» DATA RECORDS:
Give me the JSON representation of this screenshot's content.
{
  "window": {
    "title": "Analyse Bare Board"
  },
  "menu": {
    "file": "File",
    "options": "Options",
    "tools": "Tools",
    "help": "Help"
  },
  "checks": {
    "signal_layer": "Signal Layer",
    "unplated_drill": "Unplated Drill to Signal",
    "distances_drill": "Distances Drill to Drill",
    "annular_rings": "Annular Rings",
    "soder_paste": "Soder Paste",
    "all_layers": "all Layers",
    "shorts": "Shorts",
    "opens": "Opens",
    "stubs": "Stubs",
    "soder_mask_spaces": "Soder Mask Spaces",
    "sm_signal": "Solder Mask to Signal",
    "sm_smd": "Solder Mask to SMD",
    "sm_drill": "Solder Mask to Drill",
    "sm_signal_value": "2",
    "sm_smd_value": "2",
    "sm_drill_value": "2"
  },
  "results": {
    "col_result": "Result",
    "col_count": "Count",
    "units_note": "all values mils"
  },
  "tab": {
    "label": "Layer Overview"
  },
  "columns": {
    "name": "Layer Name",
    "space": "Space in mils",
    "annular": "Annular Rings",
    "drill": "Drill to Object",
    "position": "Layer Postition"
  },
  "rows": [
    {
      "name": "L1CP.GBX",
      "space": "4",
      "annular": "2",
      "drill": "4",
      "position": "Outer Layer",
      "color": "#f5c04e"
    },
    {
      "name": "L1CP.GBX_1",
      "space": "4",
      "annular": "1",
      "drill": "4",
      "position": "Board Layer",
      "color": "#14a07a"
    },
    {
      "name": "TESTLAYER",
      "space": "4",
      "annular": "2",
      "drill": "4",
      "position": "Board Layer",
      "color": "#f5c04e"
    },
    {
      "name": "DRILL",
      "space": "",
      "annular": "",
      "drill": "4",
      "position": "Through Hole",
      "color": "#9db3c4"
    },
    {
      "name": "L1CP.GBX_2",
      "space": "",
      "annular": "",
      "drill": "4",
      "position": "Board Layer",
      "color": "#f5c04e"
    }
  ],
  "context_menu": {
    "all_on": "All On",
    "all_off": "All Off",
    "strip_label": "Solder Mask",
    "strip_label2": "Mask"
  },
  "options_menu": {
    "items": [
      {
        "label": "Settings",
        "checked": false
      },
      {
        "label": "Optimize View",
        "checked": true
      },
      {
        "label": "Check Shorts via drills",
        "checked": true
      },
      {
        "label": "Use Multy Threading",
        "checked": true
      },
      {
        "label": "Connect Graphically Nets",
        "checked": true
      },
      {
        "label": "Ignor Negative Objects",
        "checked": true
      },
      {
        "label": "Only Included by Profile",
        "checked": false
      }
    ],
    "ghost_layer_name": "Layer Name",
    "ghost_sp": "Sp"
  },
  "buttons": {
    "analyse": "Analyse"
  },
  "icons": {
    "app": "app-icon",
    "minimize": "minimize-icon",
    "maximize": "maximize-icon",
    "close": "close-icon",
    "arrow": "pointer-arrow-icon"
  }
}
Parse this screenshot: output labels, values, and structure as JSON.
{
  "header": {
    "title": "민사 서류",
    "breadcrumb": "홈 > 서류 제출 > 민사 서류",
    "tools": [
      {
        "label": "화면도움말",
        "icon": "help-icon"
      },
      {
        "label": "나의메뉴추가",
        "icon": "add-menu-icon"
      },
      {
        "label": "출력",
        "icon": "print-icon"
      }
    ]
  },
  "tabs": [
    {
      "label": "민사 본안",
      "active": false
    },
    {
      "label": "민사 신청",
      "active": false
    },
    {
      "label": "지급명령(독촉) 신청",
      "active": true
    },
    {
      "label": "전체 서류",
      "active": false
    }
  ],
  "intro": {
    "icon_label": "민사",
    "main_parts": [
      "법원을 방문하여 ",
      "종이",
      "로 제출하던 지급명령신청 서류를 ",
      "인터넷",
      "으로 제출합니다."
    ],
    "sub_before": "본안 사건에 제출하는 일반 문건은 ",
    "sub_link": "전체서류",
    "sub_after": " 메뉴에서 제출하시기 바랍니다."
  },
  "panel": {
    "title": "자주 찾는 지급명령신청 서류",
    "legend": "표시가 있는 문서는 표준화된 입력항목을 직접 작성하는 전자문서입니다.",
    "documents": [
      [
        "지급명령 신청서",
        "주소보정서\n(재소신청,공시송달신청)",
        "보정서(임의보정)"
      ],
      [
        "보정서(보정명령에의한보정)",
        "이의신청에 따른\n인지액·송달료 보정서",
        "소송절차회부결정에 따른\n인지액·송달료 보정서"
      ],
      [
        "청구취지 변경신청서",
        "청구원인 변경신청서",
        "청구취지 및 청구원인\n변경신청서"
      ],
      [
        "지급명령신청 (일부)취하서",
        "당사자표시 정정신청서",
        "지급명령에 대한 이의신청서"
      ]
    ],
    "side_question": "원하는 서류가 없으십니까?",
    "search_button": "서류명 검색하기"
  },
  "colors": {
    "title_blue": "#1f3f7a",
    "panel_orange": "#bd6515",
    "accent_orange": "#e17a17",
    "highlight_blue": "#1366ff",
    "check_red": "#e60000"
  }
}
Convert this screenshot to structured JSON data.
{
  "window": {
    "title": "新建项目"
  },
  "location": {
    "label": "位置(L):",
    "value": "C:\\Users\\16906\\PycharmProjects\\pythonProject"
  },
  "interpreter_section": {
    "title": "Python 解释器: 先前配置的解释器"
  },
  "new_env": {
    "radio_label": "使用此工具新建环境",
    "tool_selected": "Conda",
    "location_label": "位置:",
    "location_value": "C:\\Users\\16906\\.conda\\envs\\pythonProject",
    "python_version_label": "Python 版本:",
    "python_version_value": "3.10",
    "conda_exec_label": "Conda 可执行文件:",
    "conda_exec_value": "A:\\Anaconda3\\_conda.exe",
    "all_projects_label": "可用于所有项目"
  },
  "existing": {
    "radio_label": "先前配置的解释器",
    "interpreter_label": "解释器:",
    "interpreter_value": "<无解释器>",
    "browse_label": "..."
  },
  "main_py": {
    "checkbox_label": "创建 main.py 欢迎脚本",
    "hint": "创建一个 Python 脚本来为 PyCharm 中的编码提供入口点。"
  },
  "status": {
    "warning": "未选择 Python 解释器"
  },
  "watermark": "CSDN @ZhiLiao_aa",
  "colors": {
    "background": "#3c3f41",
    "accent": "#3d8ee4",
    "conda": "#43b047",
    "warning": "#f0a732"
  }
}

» INSTRUCTIONS FOR THE TASK: Which lines hold the word "values"? Copy each of them from the records.

» PROBLEM SOLUTION:
    "units_note": "all values mils"
Parse this screenshot: output labels, values, and structure as JSON.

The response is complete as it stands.